# WHAT THIS TASK INVOLVES
Copy out every line containing the word "type".

# RAW DATA
'''
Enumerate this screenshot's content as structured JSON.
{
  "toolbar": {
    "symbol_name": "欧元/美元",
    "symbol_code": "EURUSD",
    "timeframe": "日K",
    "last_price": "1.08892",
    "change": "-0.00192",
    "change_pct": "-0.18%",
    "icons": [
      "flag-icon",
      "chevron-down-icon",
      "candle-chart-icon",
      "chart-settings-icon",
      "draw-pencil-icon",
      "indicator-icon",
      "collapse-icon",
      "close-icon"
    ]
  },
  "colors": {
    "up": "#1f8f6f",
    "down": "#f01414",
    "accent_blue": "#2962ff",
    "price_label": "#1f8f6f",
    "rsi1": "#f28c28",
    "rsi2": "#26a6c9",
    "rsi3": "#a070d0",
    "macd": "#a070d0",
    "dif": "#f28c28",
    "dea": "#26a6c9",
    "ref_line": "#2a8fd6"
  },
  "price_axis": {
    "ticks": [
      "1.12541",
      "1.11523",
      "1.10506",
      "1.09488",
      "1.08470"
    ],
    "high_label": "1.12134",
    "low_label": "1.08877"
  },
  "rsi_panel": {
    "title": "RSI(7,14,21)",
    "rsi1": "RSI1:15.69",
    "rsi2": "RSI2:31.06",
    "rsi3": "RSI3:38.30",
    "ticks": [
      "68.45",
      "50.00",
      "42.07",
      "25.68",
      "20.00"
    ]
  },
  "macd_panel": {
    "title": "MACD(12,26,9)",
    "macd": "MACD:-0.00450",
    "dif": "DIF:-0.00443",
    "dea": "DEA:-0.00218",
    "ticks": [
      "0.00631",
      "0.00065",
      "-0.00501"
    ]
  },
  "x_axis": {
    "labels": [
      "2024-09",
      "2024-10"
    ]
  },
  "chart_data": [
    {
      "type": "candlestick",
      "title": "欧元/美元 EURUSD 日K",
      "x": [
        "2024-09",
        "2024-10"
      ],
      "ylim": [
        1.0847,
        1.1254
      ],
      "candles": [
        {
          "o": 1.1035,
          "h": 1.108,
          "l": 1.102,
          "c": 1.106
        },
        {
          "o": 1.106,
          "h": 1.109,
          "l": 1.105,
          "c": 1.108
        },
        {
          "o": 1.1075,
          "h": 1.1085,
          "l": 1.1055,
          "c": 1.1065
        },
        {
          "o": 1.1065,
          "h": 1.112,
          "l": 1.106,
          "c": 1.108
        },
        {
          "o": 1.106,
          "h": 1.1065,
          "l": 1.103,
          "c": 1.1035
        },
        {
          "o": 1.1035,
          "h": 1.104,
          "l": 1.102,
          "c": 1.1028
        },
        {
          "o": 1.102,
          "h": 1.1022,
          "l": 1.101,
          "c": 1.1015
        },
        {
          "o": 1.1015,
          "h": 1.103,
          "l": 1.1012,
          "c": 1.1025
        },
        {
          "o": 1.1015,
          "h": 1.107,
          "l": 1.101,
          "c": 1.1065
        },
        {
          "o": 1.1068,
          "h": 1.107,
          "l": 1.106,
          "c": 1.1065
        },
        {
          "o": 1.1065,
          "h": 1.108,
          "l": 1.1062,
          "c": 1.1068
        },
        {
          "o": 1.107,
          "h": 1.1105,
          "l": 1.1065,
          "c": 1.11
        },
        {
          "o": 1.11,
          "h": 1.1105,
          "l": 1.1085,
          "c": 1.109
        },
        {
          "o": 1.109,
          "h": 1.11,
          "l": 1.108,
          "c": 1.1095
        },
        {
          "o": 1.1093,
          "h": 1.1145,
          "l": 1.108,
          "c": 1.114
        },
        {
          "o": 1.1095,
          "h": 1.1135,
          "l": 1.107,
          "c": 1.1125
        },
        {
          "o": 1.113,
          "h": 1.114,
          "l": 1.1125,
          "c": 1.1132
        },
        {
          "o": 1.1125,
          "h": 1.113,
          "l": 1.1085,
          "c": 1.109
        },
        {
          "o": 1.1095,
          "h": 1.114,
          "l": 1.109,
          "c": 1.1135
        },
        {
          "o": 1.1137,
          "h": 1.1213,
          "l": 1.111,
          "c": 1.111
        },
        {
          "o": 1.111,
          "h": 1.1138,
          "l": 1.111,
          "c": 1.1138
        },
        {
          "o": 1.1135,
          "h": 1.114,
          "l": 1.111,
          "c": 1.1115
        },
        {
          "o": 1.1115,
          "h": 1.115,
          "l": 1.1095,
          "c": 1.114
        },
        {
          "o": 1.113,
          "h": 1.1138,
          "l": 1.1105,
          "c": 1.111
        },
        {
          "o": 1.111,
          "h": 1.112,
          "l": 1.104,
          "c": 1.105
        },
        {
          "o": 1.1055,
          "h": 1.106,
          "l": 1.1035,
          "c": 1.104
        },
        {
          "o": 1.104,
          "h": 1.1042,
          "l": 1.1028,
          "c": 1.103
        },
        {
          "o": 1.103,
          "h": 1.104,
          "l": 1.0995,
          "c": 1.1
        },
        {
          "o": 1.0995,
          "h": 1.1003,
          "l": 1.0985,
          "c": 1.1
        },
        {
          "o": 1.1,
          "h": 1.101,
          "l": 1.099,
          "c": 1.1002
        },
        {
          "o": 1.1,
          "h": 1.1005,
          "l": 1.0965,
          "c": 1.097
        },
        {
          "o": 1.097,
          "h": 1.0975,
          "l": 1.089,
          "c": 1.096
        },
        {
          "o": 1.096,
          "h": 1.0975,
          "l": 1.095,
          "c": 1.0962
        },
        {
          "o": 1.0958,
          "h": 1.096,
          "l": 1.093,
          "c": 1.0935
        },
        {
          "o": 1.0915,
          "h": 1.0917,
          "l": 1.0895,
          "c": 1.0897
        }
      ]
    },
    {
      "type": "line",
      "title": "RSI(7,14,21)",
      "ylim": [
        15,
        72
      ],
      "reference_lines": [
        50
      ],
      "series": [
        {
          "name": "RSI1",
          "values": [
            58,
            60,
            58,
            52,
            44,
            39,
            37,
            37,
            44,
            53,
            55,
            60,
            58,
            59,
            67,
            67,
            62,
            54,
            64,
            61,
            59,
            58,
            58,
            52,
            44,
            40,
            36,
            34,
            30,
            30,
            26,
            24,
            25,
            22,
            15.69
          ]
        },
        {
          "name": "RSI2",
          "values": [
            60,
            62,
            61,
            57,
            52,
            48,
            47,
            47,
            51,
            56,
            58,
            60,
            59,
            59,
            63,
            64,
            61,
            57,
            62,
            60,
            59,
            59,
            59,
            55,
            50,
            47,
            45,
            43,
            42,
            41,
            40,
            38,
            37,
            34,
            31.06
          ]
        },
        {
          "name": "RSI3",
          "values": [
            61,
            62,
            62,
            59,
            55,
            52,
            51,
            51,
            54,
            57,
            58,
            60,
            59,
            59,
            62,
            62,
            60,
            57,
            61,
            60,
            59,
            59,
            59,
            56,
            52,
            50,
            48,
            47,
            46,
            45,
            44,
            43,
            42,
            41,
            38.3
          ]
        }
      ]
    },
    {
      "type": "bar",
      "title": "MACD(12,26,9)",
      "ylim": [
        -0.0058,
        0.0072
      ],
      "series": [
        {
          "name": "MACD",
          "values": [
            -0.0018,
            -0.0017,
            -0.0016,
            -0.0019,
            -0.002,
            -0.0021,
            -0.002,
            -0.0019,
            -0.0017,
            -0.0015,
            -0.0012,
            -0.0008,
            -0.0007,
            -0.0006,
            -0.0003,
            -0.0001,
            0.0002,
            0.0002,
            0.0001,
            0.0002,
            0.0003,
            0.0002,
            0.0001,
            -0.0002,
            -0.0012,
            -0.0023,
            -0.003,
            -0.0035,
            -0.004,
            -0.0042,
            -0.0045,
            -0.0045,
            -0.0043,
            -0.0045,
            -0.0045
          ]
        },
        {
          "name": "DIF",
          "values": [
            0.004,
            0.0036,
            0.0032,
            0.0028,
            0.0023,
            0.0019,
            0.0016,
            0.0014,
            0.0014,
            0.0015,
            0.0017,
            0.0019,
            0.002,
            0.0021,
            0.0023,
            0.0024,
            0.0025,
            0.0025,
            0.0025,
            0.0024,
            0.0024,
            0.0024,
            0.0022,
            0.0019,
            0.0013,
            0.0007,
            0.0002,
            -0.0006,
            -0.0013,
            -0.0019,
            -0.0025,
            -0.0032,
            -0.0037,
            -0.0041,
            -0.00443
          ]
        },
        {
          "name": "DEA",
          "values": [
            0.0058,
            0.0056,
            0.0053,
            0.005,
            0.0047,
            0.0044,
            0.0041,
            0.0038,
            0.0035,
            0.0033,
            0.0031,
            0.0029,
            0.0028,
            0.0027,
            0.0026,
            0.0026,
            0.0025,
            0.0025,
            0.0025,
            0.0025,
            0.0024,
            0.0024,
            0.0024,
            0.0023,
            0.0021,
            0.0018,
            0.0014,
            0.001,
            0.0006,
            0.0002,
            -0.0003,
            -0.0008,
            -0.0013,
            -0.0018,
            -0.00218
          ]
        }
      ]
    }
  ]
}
'''
# THE RESPONSE
      "type": "candlestick",
      "type": "line",
      "type": "bar",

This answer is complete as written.